◆ Exercise objective: Skip every picture and transcribe the remaining material exactly.

◆ Provided entries:
※ ※ ※

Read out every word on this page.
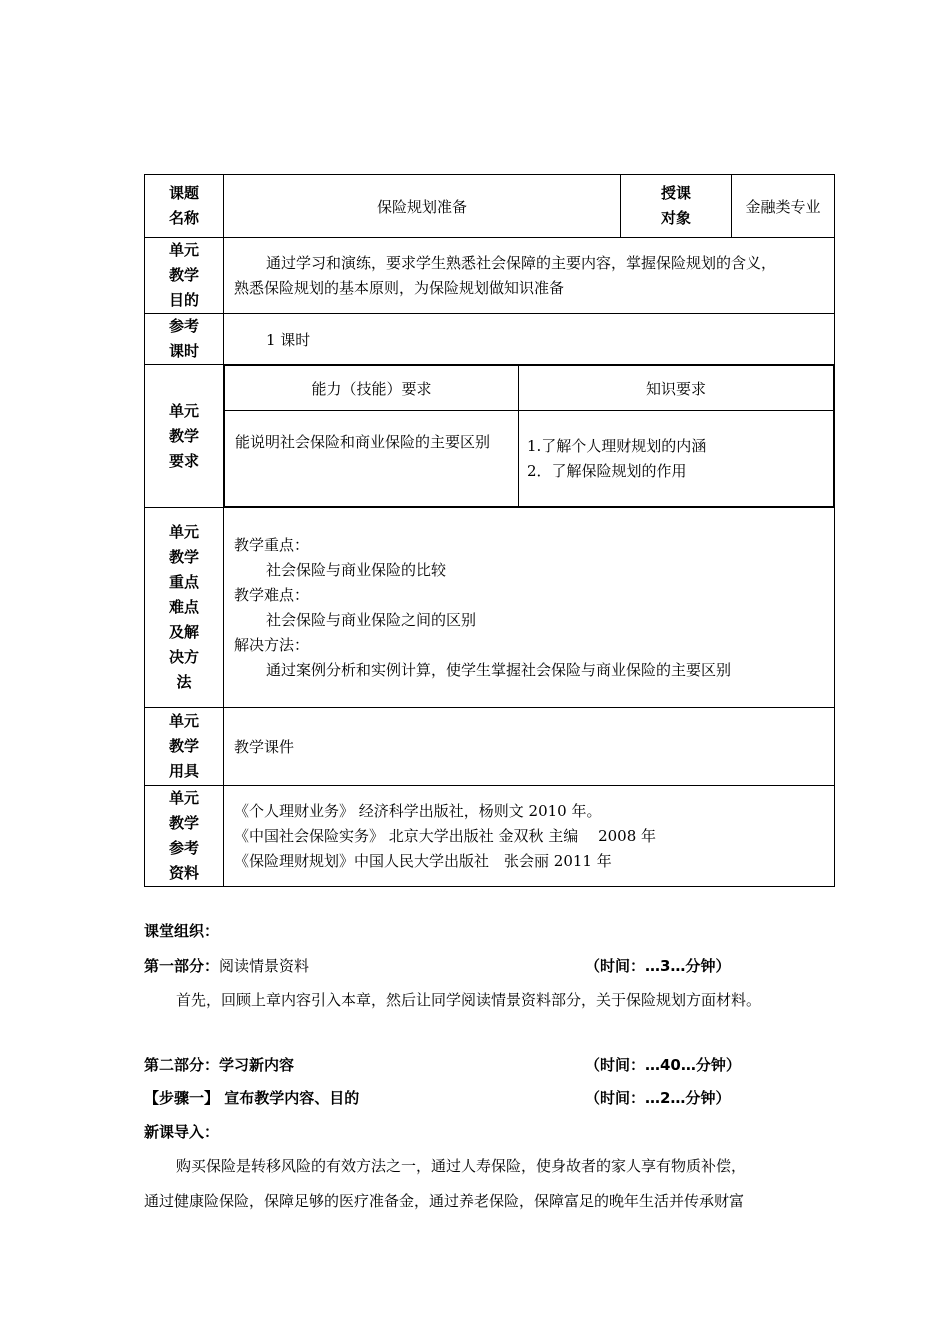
课题名称
	保险规划准备	
授课对象
	金融类专业

单元教学目的

通过学习和演练，要求学生熟悉社会保障的主要内容，掌握保险规划的含义，
熟悉保险规划的基本原则，为保险规划做知识准备

参考课时
	1 课时

单元教学要求

能力（技能）要求	知识要求
能说明社会保险和商业保险的主要区别	1.了解个人理财规划的内涵
2．了解保险规划的作用

单元教学重点难点及解决方法

教学重点：
社会保险与商业保险的比较
教学难点：
社会保险与商业保险之间的区别
解决方法：
通过案例分析和实例计算，使学生掌握社会保险与商业保险的主要区别

单元教学用具
	教学课件

单元教学参考资料

《个人理财业务》 经济科学出版社，杨则文 2010 年。
《中国社会保险实务》 北京大学出版社 金双秋 主编　 2008 年
《保险理财规划》中国人民大学出版社　张会丽 2011 年
课堂组织：
第一部分：阅读情景资料	（时间：…3…分钟）
首先，回顾上章内容引入本章，然后让同学阅读情景资料部分，关于保险规划方面材料。
第二部分：学习新内容	（时间：…40…分钟）
【步骤一】 宣布教学内容、目的	（时间：…2…分钟）
新课导入：
购买保险是转移风险的有效方法之一，通过人寿保险，使身故者的家人享有物质补偿，
通过健康险保险，保障足够的医疗准备金，通过养老保险，保障富足的晚年生活并传承财富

※ ※ ※

◆ Solution for this exercise:
Read out every word on this page.
课题名称
	保险规划准备	
授课对象
	金融类专业

单元教学目的

通过学习和演练，要求学生熟悉社会保障的主要内容，掌握保险规划的含义，
熟悉保险规划的基本原则，为保险规划做知识准备

参考课时
	1 课时

单元教学要求

能力（技能）要求	知识要求
能说明社会保险和商业保险的主要区别	1.了解个人理财规划的内涵
2．了解保险规划的作用

单元教学重点难点及解决方法

教学重点：
社会保险与商业保险的比较
教学难点：
社会保险与商业保险之间的区别
解决方法：
通过案例分析和实例计算，使学生掌握社会保险与商业保险的主要区别

单元教学用具
	教学课件

单元教学参考资料

《个人理财业务》 经济科学出版社，杨则文 2010 年。
《中国社会保险实务》 北京大学出版社 金双秋 主编　 2008 年
《保险理财规划》中国人民大学出版社　张会丽 2011 年
课堂组织：
第一部分：阅读情景资料	（时间：…3…分钟）
首先，回顾上章内容引入本章，然后让同学阅读情景资料部分，关于保险规划方面材料。
第二部分：学习新内容	（时间：…40…分钟）
【步骤一】 宣布教学内容、目的	（时间：…2…分钟）
新课导入：
购买保险是转移风险的有效方法之一，通过人寿保险，使身故者的家人享有物质补偿，
通过健康险保险，保障足够的医疗准备金，通过养老保险，保障富足的晚年生活并传承财富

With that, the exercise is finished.